**Data provided:**

____

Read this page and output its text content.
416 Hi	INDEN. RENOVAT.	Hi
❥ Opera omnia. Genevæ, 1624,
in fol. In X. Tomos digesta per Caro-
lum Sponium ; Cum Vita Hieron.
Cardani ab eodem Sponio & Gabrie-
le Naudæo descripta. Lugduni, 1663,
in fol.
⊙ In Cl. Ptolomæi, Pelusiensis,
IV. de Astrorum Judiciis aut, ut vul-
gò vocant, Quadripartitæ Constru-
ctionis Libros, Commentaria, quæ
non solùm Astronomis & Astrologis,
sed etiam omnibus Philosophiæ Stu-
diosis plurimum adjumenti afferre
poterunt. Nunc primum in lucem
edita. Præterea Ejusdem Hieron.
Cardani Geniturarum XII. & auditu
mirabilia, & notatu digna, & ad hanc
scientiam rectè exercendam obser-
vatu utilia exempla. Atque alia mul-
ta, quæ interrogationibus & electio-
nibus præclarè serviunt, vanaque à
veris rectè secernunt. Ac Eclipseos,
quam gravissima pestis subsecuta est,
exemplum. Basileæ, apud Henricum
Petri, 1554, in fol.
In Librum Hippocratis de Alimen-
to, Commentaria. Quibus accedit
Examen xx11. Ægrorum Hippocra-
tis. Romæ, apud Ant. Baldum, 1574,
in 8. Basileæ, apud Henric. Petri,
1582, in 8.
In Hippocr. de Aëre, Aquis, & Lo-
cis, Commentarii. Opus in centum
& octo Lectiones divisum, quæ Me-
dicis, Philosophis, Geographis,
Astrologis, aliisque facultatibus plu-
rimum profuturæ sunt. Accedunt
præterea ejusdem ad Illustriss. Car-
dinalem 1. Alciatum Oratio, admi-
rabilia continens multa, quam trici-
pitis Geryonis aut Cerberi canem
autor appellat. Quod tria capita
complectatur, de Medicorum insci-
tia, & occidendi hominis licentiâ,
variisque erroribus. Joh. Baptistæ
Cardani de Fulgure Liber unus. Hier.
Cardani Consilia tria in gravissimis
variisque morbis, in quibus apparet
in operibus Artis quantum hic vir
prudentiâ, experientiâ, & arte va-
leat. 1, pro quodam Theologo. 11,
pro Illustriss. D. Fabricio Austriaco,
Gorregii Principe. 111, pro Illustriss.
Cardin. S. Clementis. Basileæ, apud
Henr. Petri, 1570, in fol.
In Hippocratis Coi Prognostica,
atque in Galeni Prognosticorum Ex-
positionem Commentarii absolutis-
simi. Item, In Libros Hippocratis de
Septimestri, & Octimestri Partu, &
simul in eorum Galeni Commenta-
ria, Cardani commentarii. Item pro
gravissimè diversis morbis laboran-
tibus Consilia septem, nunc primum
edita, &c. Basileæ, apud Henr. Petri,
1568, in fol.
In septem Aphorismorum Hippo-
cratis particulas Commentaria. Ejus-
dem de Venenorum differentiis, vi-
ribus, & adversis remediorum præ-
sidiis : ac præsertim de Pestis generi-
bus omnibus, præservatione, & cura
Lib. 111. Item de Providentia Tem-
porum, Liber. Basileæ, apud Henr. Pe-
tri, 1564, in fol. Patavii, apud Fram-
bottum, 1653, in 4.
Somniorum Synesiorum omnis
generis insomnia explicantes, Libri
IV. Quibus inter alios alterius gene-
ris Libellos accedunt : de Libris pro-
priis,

____

**Task details:**
Return the full listing, character for character.

**Solution to this task:**
Read this page and output its text content.
416 Hi	INDEN. RENOVAT.	Hi
❥ Opera omnia. Genevæ, 1624,
in fol. In X. Tomos digesta per Caro-
lum Sponium ; Cum Vita Hieron.
Cardani ab eodem Sponio & Gabrie-
le Naudæo descripta. Lugduni, 1663,
in fol.
⊙ In Cl. Ptolomæi, Pelusiensis,
IV. de Astrorum Judiciis aut, ut vul-
gò vocant, Quadripartitæ Constru-
ctionis Libros, Commentaria, quæ
non solùm Astronomis & Astrologis,
sed etiam omnibus Philosophiæ Stu-
diosis plurimum adjumenti afferre
poterunt. Nunc primum in lucem
edita. Præterea Ejusdem Hieron.
Cardani Geniturarum XII. & auditu
mirabilia, & notatu digna, & ad hanc
scientiam rectè exercendam obser-
vatu utilia exempla. Atque alia mul-
ta, quæ interrogationibus & electio-
nibus præclarè serviunt, vanaque à
veris rectè secernunt. Ac Eclipseos,
quam gravissima pestis subsecuta est,
exemplum. Basileæ, apud Henricum
Petri, 1554, in fol.
In Librum Hippocratis de Alimen-
to, Commentaria. Quibus accedit
Examen xx11. Ægrorum Hippocra-
tis. Romæ, apud Ant. Baldum, 1574,
in 8. Basileæ, apud Henric. Petri,
1582, in 8.
In Hippocr. de Aëre, Aquis, & Lo-
cis, Commentarii. Opus in centum
& octo Lectiones divisum, quæ Me-
dicis, Philosophis, Geographis,
Astrologis, aliisque facultatibus plu-
rimum profuturæ sunt. Accedunt
præterea ejusdem ad Illustriss. Car-
dinalem 1. Alciatum Oratio, admi-
rabilia continens multa, quam trici-
pitis Geryonis aut Cerberi canem
autor appellat. Quod tria capita
complectatur, de Medicorum insci-
tia, & occidendi hominis licentiâ,
variisque erroribus. Joh. Baptistæ
Cardani de Fulgure Liber unus. Hier.
Cardani Consilia tria in gravissimis
variisque morbis, in quibus apparet
in operibus Artis quantum hic vir
prudentiâ, experientiâ, & arte va-
leat. 1, pro quodam Theologo. 11,
pro Illustriss. D. Fabricio Austriaco,
Gorregii Principe. 111, pro Illustriss.
Cardin. S. Clementis. Basileæ, apud
Henr. Petri, 1570, in fol.
In Hippocratis Coi Prognostica,
atque in Galeni Prognosticorum Ex-
positionem Commentarii absolutis-
simi. Item, In Libros Hippocratis de
Septimestri, & Octimestri Partu, &
simul in eorum Galeni Commenta-
ria, Cardani commentarii. Item pro
gravissimè diversis morbis laboran-
tibus Consilia septem, nunc primum
edita, &c. Basileæ, apud Henr. Petri,
1568, in fol.
In septem Aphorismorum Hippo-
cratis particulas Commentaria. Ejus-
dem de Venenorum differentiis, vi-
ribus, & adversis remediorum præ-
sidiis : ac præsertim de Pestis generi-
bus omnibus, præservatione, & cura
Lib. 111. Item de Providentia Tem-
porum, Liber. Basileæ, apud Henr. Pe-
tri, 1564, in fol. Patavii, apud Fram-
bottum, 1653, in 4.
Somniorum Synesiorum omnis
generis insomnia explicantes, Libri
IV. Quibus inter alios alterius gene-
ris Libellos accedunt : de Libris pro-
priis,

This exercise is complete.